#### What this task involves:
Will you print the material below without altering a single character?

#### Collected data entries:
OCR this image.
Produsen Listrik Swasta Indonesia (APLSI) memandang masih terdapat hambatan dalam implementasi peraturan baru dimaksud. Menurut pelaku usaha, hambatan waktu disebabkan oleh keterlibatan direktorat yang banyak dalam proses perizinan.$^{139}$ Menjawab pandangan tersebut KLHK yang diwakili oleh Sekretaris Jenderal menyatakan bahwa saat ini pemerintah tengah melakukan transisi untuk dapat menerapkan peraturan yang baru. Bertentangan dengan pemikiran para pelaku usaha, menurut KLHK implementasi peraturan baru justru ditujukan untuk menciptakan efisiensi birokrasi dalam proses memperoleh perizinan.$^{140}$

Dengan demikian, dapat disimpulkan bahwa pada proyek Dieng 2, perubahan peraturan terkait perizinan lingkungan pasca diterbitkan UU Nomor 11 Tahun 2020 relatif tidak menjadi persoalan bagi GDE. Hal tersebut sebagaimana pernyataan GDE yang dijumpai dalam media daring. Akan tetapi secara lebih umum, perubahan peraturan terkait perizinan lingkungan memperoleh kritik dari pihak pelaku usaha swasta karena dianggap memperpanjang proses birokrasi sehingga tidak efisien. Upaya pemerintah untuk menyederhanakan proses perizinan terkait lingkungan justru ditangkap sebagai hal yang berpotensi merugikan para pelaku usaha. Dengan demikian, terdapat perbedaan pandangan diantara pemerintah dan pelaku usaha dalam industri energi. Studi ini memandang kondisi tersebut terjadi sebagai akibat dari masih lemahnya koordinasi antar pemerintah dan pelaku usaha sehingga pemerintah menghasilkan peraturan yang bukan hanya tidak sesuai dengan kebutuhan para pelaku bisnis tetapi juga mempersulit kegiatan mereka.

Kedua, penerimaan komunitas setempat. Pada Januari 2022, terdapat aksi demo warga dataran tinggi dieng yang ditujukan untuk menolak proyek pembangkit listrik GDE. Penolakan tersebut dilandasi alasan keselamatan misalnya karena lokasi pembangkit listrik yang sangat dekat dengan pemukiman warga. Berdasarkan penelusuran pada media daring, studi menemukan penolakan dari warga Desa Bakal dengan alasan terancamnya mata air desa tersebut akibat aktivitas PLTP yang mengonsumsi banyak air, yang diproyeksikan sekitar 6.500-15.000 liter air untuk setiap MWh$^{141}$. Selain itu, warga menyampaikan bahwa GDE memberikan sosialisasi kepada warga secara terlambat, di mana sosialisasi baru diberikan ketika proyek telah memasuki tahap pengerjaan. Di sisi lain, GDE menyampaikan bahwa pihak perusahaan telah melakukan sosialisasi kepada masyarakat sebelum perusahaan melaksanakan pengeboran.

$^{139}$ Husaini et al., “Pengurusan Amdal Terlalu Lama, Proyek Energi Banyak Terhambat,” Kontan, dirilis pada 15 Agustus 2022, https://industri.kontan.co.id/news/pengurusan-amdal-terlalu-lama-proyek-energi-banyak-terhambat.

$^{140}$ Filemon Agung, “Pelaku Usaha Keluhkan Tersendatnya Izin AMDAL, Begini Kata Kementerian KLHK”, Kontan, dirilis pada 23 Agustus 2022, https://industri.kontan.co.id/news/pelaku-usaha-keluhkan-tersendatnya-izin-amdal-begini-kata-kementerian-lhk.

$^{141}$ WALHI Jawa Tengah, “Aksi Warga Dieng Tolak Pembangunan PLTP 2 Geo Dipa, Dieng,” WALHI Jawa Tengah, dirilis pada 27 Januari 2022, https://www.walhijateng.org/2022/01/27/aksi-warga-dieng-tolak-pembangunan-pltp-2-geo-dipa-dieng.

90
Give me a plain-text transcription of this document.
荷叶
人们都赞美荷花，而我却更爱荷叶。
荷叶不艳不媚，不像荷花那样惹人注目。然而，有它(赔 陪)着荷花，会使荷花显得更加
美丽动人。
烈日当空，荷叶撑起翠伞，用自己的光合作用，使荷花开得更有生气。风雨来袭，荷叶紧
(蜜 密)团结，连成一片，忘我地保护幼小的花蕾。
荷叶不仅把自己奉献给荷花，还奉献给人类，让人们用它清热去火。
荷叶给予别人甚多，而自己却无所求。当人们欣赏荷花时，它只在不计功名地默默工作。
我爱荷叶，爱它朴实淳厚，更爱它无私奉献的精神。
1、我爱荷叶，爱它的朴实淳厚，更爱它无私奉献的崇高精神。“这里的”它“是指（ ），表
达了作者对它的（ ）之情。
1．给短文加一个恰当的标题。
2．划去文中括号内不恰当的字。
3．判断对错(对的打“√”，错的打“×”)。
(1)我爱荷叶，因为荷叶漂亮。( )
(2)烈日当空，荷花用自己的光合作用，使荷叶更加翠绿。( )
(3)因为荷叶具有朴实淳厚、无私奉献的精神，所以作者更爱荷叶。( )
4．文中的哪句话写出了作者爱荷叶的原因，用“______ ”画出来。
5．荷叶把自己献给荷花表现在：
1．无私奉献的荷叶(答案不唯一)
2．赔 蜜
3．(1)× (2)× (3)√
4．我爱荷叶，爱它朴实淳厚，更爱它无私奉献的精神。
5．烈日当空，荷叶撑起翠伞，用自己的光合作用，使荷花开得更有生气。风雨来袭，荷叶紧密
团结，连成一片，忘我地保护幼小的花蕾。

#### Full response:
OCR this image.
Produsen Listrik Swasta Indonesia (APLSI) memandang masih terdapat hambatan dalam implementasi peraturan baru dimaksud. Menurut pelaku usaha, hambatan waktu disebabkan oleh keterlibatan direktorat yang banyak dalam proses perizinan.$^{139}$ Menjawab pandangan tersebut KLHK yang diwakili oleh Sekretaris Jenderal menyatakan bahwa saat ini pemerintah tengah melakukan transisi untuk dapat menerapkan peraturan yang baru. Bertentangan dengan pemikiran para pelaku usaha, menurut KLHK implementasi peraturan baru justru ditujukan untuk menciptakan efisiensi birokrasi dalam proses memperoleh perizinan.$^{140}$

Dengan demikian, dapat disimpulkan bahwa pada proyek Dieng 2, perubahan peraturan terkait perizinan lingkungan pasca diterbitkan UU Nomor 11 Tahun 2020 relatif tidak menjadi persoalan bagi GDE. Hal tersebut sebagaimana pernyataan GDE yang dijumpai dalam media daring. Akan tetapi secara lebih umum, perubahan peraturan terkait perizinan lingkungan memperoleh kritik dari pihak pelaku usaha swasta karena dianggap memperpanjang proses birokrasi sehingga tidak efisien. Upaya pemerintah untuk menyederhanakan proses perizinan terkait lingkungan justru ditangkap sebagai hal yang berpotensi merugikan para pelaku usaha. Dengan demikian, terdapat perbedaan pandangan diantara pemerintah dan pelaku usaha dalam industri energi. Studi ini memandang kondisi tersebut terjadi sebagai akibat dari masih lemahnya koordinasi antar pemerintah dan pelaku usaha sehingga pemerintah menghasilkan peraturan yang bukan hanya tidak sesuai dengan kebutuhan para pelaku bisnis tetapi juga mempersulit kegiatan mereka.

Kedua, penerimaan komunitas setempat. Pada Januari 2022, terdapat aksi demo warga dataran tinggi dieng yang ditujukan untuk menolak proyek pembangkit listrik GDE. Penolakan tersebut dilandasi alasan keselamatan misalnya karena lokasi pembangkit listrik yang sangat dekat dengan pemukiman warga. Berdasarkan penelusuran pada media daring, studi menemukan penolakan dari warga Desa Bakal dengan alasan terancamnya mata air desa tersebut akibat aktivitas PLTP yang mengonsumsi banyak air, yang diproyeksikan sekitar 6.500-15.000 liter air untuk setiap MWh$^{141}$. Selain itu, warga menyampaikan bahwa GDE memberikan sosialisasi kepada warga secara terlambat, di mana sosialisasi baru diberikan ketika proyek telah memasuki tahap pengerjaan. Di sisi lain, GDE menyampaikan bahwa pihak perusahaan telah melakukan sosialisasi kepada masyarakat sebelum perusahaan melaksanakan pengeboran.

$^{139}$ Husaini et al., “Pengurusan Amdal Terlalu Lama, Proyek Energi Banyak Terhambat,” Kontan, dirilis pada 15 Agustus 2022, https://industri.kontan.co.id/news/pengurusan-amdal-terlalu-lama-proyek-energi-banyak-terhambat.

$^{140}$ Filemon Agung, “Pelaku Usaha Keluhkan Tersendatnya Izin AMDAL, Begini Kata Kementerian KLHK”, Kontan, dirilis pada 23 Agustus 2022, https://industri.kontan.co.id/news/pelaku-usaha-keluhkan-tersendatnya-izin-amdal-begini-kata-kementerian-lhk.

$^{141}$ WALHI Jawa Tengah, “Aksi Warga Dieng Tolak Pembangunan PLTP 2 Geo Dipa, Dieng,” WALHI Jawa Tengah, dirilis pada 27 Januari 2022, https://www.walhijateng.org/2022/01/27/aksi-warga-dieng-tolak-pembangunan-pltp-2-geo-dipa-dieng.

90
Give me a plain-text transcription of this document.
荷叶
人们都赞美荷花，而我却更爱荷叶。
荷叶不艳不媚，不像荷花那样惹人注目。然而，有它(赔 陪)着荷花，会使荷花显得更加
美丽动人。
烈日当空，荷叶撑起翠伞，用自己的光合作用，使荷花开得更有生气。风雨来袭，荷叶紧
(蜜 密)团结，连成一片，忘我地保护幼小的花蕾。
荷叶不仅把自己奉献给荷花，还奉献给人类，让人们用它清热去火。
荷叶给予别人甚多，而自己却无所求。当人们欣赏荷花时，它只在不计功名地默默工作。
我爱荷叶，爱它朴实淳厚，更爱它无私奉献的精神。
1、我爱荷叶，爱它的朴实淳厚，更爱它无私奉献的崇高精神。“这里的”它“是指（ ），表
达了作者对它的（ ）之情。
1．给短文加一个恰当的标题。
2．划去文中括号内不恰当的字。
3．判断对错(对的打“√”，错的打“×”)。
(1)我爱荷叶，因为荷叶漂亮。( )
(2)烈日当空，荷花用自己的光合作用，使荷叶更加翠绿。( )
(3)因为荷叶具有朴实淳厚、无私奉献的精神，所以作者更爱荷叶。( )
4．文中的哪句话写出了作者爱荷叶的原因，用“______ ”画出来。
5．荷叶把自己献给荷花表现在：
1．无私奉献的荷叶(答案不唯一)
2．赔 蜜
3．(1)× (2)× (3)√
4．我爱荷叶，爱它朴实淳厚，更爱它无私奉献的精神。
5．烈日当空，荷叶撑起翠伞，用自己的光合作用，使荷花开得更有生气。风雨来袭，荷叶紧密
团结，连成一片，忘我地保护幼小的花蕾。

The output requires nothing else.